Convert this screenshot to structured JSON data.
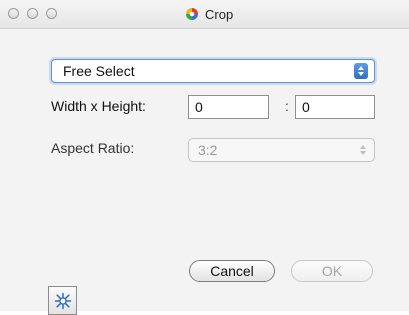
{
  "window": {
    "title": "Crop",
    "icon": "color-wheel-icon"
  },
  "selection_mode": {
    "selected": "Free Select"
  },
  "size_row": {
    "label": "Width x Height:",
    "width_value": "0",
    "separator": ":",
    "height_value": "0"
  },
  "aspect_row": {
    "label": "Aspect Ratio:",
    "selected": "3:2",
    "disabled": true
  },
  "buttons": {
    "tool_icon": "crosshair-sparkle-icon",
    "cancel_label": "Cancel",
    "ok_label": "OK"
  },
  "colors": {
    "accent_blue": "#4a86d8",
    "disabled_text": "#a5a5a5"
  }
}
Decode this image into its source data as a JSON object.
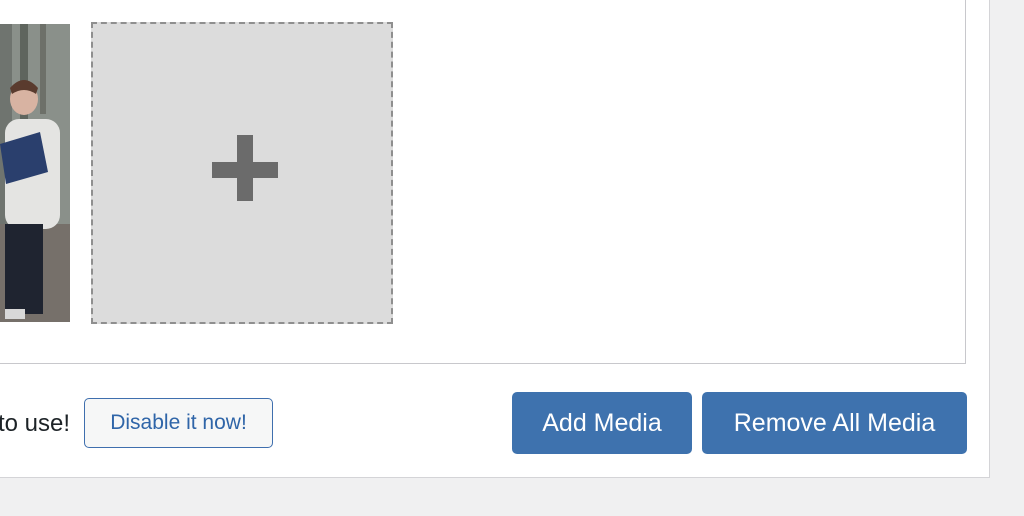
{
  "gallery": {
    "add_tile_icon": "plus-icon"
  },
  "notice": {
    "text": "to use!",
    "disable_button": "Disable it now!"
  },
  "actions": {
    "add_media": "Add Media",
    "remove_all_media": "Remove All Media"
  },
  "colors": {
    "primary_button": "#3e72ae",
    "secondary_border": "#3f6fae",
    "page_background": "#f0f0f1"
  }
}
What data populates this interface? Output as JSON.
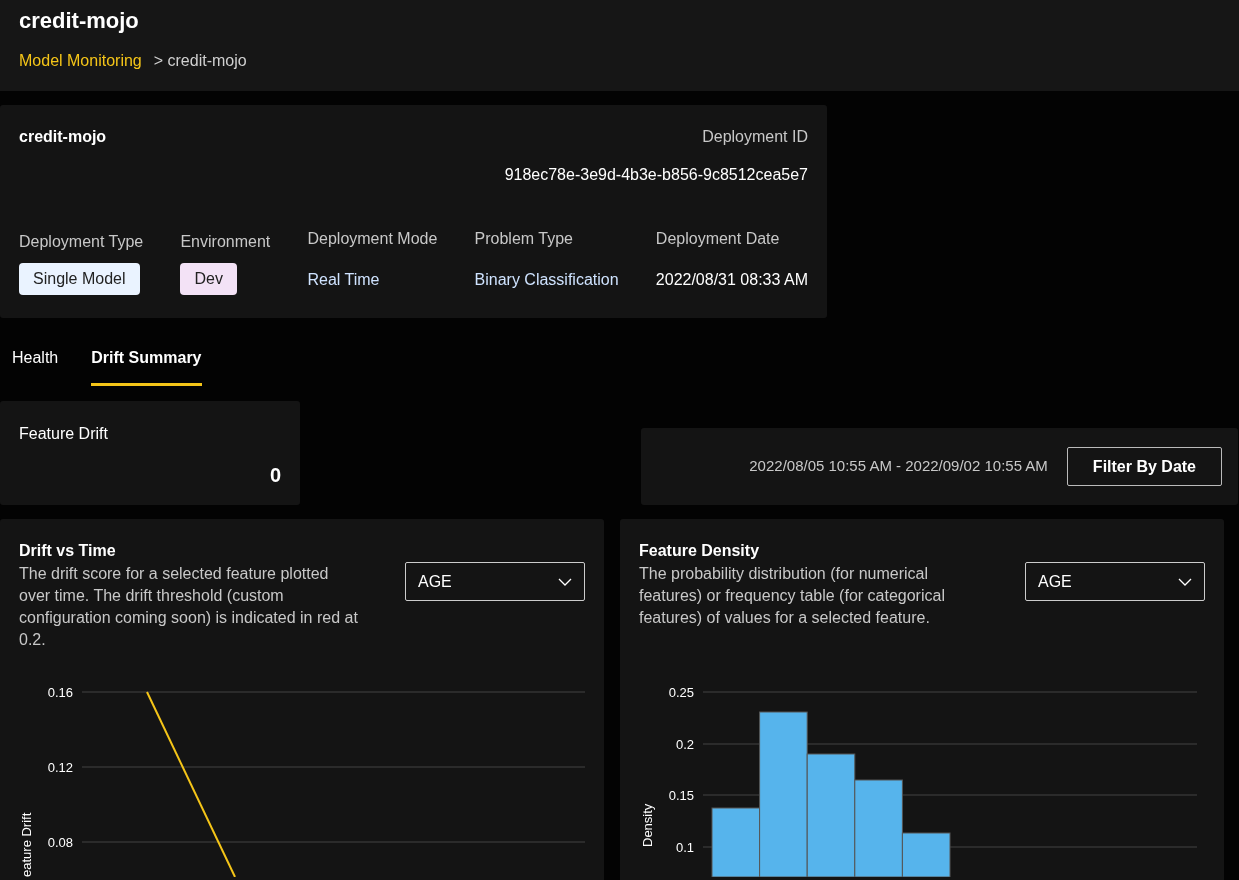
{
  "header": {
    "title": "credit-mojo",
    "breadcrumb": [
      {
        "label": "Model Monitoring",
        "kind": "link"
      },
      {
        "label": "> credit-mojo",
        "kind": "current"
      }
    ]
  },
  "deployment": {
    "name": "credit-mojo",
    "id_label": "Deployment ID",
    "id": "918ec78e-3e9d-4b3e-b856-9c8512cea5e7",
    "fields": [
      {
        "label": "Deployment Type",
        "value": "Single Model",
        "kind": "badge",
        "color": "#eaf3ff"
      },
      {
        "label": "Environment",
        "value": "Dev",
        "kind": "badge",
        "color": "#f3e2f6"
      },
      {
        "label": "Deployment Mode",
        "value": "Real Time",
        "kind": "text"
      },
      {
        "label": "Problem Type",
        "value": "Binary Classification",
        "kind": "text"
      },
      {
        "label": "Deployment Date",
        "value": "2022/08/31 08:33 AM",
        "kind": "date"
      }
    ]
  },
  "tabs": [
    {
      "label": "Health",
      "selected": false
    },
    {
      "label": "Drift Summary",
      "selected": true
    }
  ],
  "feature_drift": {
    "label": "Feature Drift",
    "value": "0"
  },
  "date_filter": {
    "range": "2022/08/05 10:55 AM - 2022/09/02 10:55 AM",
    "button": "Filter By Date"
  },
  "charts": [
    {
      "title": "Drift vs Time",
      "description": "The drift score for a selected feature plotted over time. The drift threshold (custom configuration coming soon) is indicated in red at 0.2.",
      "select": "AGE",
      "plot": {
        "kind": "line",
        "axis_title": "eature Drift",
        "ticks": [
          "0.16",
          "0.12",
          "0.08"
        ]
      }
    },
    {
      "title": "Feature Density",
      "description": "The probability distribution (for numerical features) or frequency table (for categorical features) of values for a selected feature.",
      "select": "AGE",
      "plot": {
        "kind": "histogram",
        "axis_title": "Density",
        "ticks": [
          "0.25",
          "0.2",
          "0.15",
          "0.1"
        ]
      }
    }
  ]
}
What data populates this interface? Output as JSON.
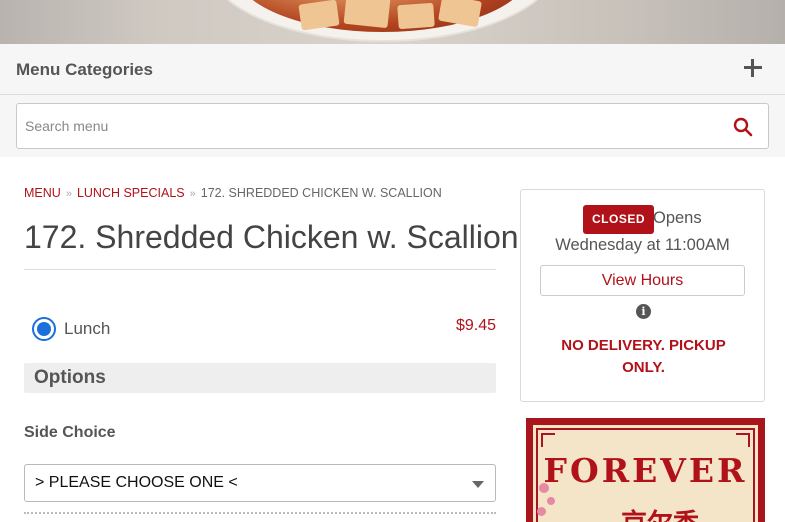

*Problem statement*
Leave out the pictures and give the rest of the records again exactly.

*Expected answer*
Convert this screenshot to structured JSON data.
{
  "window": {
    "title": "Crop",
    "icon": "color-wheel-icon"
  },
  "selection_mode": {
    "selected": "Free Select"
  },
  "size_row": {
    "label": "Width x Height:",
    "width_value": "0",
    "separator": ":",
    "height_value": "0"
  },
  "aspect_row": {
    "label": "Aspect Ratio:",
    "selected": "3:2",
    "disabled": true
  },
  "buttons": {
    "tool_icon": "crosshair-sparkle-icon",
    "cancel_label": "Cancel",
    "ok_label": "OK"
  },
  "colors": {
    "accent_blue": "#4a86d8",
    "disabled_text": "#a5a5a5"
  }
}
Decode this image into its source data as a JSON object.
{
  "gallery": {
    "add_tile_icon": "plus-icon"
  },
  "notice": {
    "text": "to use!",
    "disable_button": "Disable it now!"
  },
  "actions": {
    "add_media": "Add Media",
    "remove_all_media": "Remove All Media"
  },
  "colors": {
    "primary_button": "#3e72ae",
    "secondary_border": "#3f6fae",
    "page_background": "#f0f0f1"
  }
}
What data populates this interface? Output as JSON.
{
  "header": {
    "title": "credit-mojo",
    "breadcrumb": [
      {
        "label": "Model Monitoring",
        "kind": "link"
      },
      {
        "label": "> credit-mojo",
        "kind": "current"
      }
    ]
  },
  "deployment": {
    "name": "credit-mojo",
    "id_label": "Deployment ID",
    "id": "918ec78e-3e9d-4b3e-b856-9c8512cea5e7",
    "fields": [
      {
        "label": "Deployment Type",
        "value": "Single Model",
        "kind": "badge",
        "color": "#eaf3ff"
      },
      {
        "label": "Environment",
        "value": "Dev",
        "kind": "badge",
        "color": "#f3e2f6"
      },
      {
        "label": "Deployment Mode",
        "value": "Real Time",
        "kind": "text"
      },
      {
        "label": "Problem Type",
        "value": "Binary Classification",
        "kind": "text"
      },
      {
        "label": "Deployment Date",
        "value": "2022/08/31 08:33 AM",
        "kind": "date"
      }
    ]
  },
  "tabs": [
    {
      "label": "Health",
      "selected": false
    },
    {
      "label": "Drift Summary",
      "selected": true
    }
  ],
  "feature_drift": {
    "label": "Feature Drift",
    "value": "0"
  },
  "date_filter": {
    "range": "2022/08/05 10:55 AM - 2022/09/02 10:55 AM",
    "button": "Filter By Date"
  },
  "charts": [
    {
      "title": "Drift vs Time",
      "description": "The drift score for a selected feature plotted over time. The drift threshold (custom configuration coming soon) is indicated in red at 0.2.",
      "select": "AGE",
      "plot": {
        "kind": "line",
        "axis_title": "eature Drift",
        "ticks": [
          "0.16",
          "0.12",
          "0.08"
        ]
      }
    },
    {
      "title": "Feature Density",
      "description": "The probability distribution (for numerical features) or frequency table (for categorical features) of values for a selected feature.",
      "select": "AGE",
      "plot": {
        "kind": "histogram",
        "axis_title": "Density",
        "ticks": [
          "0.25",
          "0.2",
          "0.15",
          "0.1"
        ]
      }
    }
  ]
}
What data populates this interface? Output as JSON.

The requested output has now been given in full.